* _Task instructions_
Below is a set of entries. Reproduce exactly the lines from the one containing "Output the text content of this document." through the end, both included.

* _Supplied data_
◆ ◆ ◆ ◆

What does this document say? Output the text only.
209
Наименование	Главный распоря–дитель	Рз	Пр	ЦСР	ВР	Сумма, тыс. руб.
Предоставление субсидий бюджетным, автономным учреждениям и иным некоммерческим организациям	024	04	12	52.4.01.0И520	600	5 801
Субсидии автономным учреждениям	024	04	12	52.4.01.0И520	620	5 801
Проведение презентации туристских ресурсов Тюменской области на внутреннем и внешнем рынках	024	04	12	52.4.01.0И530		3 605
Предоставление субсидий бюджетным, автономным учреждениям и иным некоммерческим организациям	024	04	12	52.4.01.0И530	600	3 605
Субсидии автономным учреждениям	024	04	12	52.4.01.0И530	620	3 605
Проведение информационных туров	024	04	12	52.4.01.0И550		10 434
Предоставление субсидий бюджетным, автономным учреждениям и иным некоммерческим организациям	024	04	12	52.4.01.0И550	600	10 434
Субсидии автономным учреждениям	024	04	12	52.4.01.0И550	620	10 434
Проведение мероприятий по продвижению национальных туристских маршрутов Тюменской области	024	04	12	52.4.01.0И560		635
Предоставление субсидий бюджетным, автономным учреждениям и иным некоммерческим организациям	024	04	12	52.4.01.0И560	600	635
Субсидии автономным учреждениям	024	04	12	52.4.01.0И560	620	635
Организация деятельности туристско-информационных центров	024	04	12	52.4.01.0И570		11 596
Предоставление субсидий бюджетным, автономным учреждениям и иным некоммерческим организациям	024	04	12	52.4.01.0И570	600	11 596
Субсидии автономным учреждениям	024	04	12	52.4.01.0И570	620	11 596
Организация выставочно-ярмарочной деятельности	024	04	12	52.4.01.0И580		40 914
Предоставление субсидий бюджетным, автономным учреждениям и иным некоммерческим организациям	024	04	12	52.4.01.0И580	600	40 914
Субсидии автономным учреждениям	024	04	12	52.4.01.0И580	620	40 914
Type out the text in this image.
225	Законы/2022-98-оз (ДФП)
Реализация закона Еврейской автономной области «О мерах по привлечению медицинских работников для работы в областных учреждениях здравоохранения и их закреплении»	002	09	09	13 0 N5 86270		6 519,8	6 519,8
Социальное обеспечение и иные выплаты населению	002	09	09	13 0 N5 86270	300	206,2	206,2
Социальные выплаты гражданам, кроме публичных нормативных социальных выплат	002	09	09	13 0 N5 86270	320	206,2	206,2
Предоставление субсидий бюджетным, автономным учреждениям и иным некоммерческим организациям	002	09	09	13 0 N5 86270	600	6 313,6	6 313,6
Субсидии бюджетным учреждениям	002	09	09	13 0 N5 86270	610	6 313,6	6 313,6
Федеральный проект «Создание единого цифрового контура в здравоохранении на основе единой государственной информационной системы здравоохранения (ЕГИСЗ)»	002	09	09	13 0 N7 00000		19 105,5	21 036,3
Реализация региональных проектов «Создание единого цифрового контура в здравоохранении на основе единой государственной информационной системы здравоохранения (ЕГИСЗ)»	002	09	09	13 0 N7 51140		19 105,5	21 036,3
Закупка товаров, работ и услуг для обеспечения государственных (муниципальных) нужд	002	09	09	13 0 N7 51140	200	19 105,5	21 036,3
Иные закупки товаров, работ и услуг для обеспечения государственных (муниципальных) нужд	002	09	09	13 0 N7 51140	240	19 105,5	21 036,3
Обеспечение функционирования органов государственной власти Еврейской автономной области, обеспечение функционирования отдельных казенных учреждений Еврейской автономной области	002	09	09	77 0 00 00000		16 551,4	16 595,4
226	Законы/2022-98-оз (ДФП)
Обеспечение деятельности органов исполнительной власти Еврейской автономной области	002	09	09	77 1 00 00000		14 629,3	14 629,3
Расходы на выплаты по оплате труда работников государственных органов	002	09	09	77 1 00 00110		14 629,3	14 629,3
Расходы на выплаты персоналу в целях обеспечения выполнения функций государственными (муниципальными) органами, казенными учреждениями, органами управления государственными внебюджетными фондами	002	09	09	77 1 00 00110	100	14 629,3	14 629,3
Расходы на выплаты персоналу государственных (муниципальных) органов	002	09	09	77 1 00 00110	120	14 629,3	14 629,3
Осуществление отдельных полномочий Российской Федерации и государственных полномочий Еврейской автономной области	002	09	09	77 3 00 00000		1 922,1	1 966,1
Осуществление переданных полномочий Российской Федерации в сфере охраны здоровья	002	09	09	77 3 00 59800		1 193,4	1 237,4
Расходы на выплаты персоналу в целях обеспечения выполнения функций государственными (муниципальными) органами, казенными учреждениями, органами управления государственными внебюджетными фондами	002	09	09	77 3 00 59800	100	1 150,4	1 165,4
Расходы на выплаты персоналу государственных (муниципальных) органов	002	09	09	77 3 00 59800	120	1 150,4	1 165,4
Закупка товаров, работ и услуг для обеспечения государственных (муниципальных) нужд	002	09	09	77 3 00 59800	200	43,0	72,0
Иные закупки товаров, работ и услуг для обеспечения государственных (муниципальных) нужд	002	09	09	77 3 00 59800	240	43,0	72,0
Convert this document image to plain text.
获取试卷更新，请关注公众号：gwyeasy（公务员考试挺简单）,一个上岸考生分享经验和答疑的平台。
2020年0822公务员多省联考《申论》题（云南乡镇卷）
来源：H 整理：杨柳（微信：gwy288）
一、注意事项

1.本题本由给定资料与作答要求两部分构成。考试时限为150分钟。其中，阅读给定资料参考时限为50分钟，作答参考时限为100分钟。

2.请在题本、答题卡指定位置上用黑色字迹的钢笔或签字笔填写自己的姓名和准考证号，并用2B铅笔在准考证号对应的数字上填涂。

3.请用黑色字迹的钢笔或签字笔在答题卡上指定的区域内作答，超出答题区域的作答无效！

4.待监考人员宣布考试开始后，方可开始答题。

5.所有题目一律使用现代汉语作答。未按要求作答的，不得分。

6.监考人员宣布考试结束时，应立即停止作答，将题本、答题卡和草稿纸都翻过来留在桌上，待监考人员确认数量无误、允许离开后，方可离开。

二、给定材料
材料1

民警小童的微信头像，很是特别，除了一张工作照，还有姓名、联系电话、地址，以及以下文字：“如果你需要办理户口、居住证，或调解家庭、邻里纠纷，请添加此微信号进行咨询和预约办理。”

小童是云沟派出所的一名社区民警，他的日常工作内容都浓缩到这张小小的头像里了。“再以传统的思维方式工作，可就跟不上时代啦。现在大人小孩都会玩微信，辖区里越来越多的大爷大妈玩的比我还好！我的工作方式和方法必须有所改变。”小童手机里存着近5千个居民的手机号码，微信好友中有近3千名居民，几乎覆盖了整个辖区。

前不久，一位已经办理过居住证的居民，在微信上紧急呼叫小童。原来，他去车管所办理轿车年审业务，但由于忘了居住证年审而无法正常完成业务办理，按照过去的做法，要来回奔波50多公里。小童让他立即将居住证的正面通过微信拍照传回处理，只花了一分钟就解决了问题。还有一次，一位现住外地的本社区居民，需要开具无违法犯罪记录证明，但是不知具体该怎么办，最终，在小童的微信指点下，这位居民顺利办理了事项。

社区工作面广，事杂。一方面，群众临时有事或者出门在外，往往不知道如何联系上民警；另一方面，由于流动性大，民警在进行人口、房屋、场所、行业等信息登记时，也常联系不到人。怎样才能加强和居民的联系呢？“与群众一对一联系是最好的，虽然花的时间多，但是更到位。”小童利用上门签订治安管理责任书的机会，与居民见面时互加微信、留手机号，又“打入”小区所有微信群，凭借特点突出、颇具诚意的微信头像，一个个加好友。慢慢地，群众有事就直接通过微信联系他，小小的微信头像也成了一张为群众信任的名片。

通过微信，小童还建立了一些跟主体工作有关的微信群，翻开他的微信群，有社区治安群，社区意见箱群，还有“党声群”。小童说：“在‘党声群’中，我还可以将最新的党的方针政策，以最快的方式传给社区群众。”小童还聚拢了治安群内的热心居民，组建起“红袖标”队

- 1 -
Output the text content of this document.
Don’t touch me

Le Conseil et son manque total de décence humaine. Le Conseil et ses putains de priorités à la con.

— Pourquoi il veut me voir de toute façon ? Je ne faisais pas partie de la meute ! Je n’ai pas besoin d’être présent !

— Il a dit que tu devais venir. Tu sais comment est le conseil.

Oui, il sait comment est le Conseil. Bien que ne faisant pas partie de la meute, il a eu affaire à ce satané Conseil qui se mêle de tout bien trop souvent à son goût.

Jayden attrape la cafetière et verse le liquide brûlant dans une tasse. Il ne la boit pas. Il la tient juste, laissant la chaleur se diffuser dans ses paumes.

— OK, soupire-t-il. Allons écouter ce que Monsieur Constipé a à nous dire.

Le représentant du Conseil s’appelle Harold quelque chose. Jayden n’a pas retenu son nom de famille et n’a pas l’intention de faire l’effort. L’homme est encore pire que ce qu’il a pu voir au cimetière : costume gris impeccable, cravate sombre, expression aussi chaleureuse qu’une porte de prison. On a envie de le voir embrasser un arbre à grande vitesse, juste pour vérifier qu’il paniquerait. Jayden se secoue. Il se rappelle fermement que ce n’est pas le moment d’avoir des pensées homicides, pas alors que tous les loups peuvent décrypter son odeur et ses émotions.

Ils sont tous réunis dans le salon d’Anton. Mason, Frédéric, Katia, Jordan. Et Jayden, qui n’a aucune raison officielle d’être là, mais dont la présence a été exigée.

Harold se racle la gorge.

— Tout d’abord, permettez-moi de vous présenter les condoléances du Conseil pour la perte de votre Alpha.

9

◆ ◆ ◆ ◆

* _The reply_
Output the text content of this document.
Don’t touch me

Le Conseil et son manque total de décence humaine. Le Conseil et ses putains de priorités à la con.

— Pourquoi il veut me voir de toute façon ? Je ne faisais pas partie de la meute ! Je n’ai pas besoin d’être présent !

— Il a dit que tu devais venir. Tu sais comment est le conseil.

Oui, il sait comment est le Conseil. Bien que ne faisant pas partie de la meute, il a eu affaire à ce satané Conseil qui se mêle de tout bien trop souvent à son goût.

Jayden attrape la cafetière et verse le liquide brûlant dans une tasse. Il ne la boit pas. Il la tient juste, laissant la chaleur se diffuser dans ses paumes.

— OK, soupire-t-il. Allons écouter ce que Monsieur Constipé a à nous dire.

Le représentant du Conseil s’appelle Harold quelque chose. Jayden n’a pas retenu son nom de famille et n’a pas l’intention de faire l’effort. L’homme est encore pire que ce qu’il a pu voir au cimetière : costume gris impeccable, cravate sombre, expression aussi chaleureuse qu’une porte de prison. On a envie de le voir embrasser un arbre à grande vitesse, juste pour vérifier qu’il paniquerait. Jayden se secoue. Il se rappelle fermement que ce n’est pas le moment d’avoir des pensées homicides, pas alors que tous les loups peuvent décrypter son odeur et ses émotions.

Ils sont tous réunis dans le salon d’Anton. Mason, Frédéric, Katia, Jordan. Et Jayden, qui n’a aucune raison officielle d’être là, mais dont la présence a été exigée.

Harold se racle la gorge.

— Tout d’abord, permettez-moi de vous présenter les condoléances du Conseil pour la perte de votre Alpha.

9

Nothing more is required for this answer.